# Start of DATASET ROWS

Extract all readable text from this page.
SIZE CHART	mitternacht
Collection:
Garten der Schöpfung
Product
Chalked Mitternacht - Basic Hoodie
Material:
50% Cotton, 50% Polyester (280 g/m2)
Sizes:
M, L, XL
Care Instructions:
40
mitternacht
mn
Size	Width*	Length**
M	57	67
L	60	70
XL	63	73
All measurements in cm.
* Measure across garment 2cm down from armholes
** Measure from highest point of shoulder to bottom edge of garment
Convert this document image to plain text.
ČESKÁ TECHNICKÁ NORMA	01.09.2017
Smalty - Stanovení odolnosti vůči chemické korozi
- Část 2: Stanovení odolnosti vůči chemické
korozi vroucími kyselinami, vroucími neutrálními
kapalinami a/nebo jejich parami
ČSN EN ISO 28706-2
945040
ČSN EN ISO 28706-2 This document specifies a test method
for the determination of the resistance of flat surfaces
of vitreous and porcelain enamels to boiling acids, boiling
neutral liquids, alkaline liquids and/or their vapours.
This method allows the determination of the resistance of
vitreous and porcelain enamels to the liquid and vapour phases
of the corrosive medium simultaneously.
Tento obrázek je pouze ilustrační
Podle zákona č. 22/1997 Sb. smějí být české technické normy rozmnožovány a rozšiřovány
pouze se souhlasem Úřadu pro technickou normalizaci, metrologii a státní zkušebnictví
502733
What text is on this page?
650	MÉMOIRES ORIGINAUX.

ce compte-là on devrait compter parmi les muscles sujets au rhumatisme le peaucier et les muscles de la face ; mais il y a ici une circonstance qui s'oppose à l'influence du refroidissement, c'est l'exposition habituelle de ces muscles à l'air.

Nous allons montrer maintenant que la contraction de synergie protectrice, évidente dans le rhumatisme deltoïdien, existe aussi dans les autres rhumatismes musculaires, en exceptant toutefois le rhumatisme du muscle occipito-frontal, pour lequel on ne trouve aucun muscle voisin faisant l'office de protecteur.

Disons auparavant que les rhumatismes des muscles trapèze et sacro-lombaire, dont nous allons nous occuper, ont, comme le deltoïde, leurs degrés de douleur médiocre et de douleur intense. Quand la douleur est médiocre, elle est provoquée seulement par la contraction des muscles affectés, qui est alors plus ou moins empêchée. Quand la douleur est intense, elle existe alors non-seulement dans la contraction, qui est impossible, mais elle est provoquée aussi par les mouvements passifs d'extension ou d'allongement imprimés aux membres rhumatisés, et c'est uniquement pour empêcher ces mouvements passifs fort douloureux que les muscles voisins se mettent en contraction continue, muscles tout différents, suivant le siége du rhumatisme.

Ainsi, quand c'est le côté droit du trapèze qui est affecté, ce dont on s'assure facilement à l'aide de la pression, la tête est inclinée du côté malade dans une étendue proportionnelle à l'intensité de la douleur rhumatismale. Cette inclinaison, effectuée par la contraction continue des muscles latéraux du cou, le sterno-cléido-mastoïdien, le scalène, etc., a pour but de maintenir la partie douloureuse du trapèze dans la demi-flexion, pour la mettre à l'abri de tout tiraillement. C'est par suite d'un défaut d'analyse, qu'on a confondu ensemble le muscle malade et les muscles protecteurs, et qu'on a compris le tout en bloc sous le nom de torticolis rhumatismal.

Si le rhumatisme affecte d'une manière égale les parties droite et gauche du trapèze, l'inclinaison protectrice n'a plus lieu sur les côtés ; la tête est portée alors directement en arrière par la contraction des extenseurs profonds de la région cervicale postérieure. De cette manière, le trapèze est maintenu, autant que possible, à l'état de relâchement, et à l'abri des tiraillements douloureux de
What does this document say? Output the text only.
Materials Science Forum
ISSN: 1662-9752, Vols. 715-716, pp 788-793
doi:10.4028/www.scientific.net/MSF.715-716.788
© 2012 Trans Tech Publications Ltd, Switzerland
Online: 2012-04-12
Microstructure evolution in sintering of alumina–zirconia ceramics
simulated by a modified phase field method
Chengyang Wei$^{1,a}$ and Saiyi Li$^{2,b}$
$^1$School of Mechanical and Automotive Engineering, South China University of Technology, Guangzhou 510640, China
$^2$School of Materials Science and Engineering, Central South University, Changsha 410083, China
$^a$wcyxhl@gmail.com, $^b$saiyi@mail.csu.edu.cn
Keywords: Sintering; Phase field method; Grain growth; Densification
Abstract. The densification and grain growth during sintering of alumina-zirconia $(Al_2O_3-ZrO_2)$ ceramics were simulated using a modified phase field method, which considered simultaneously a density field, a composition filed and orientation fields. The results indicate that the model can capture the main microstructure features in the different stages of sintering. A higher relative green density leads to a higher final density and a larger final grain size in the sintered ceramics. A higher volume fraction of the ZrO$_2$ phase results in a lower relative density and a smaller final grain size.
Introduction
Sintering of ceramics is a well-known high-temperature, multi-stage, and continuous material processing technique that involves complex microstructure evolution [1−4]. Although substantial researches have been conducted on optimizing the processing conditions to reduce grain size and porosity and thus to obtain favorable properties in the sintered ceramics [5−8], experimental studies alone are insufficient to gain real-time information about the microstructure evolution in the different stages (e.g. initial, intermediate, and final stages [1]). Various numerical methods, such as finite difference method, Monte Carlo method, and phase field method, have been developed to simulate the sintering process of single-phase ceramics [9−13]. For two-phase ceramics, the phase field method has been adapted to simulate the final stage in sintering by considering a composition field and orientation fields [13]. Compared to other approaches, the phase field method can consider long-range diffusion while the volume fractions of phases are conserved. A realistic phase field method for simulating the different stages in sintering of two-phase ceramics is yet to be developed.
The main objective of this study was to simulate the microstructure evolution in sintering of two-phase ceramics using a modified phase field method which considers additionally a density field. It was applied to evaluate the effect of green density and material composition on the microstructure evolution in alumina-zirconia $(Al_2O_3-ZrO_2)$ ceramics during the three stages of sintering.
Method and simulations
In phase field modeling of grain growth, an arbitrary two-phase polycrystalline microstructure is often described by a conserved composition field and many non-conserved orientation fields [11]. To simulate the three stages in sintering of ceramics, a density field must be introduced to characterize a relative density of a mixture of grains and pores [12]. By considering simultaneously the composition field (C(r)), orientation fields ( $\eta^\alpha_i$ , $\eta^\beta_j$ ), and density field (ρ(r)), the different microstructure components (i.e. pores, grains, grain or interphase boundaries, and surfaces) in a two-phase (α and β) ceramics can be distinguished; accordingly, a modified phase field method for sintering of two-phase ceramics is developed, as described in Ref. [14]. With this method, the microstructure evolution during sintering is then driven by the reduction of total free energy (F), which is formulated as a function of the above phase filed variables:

# End of DATASET ROWS

(STATED GOAL) Return only those lines of the records that contain the string "vůči".

(ANSWER)
Smalty - Stanovení odolnosti vůči chemické korozi
- Část 2: Stanovení odolnosti vůči chemické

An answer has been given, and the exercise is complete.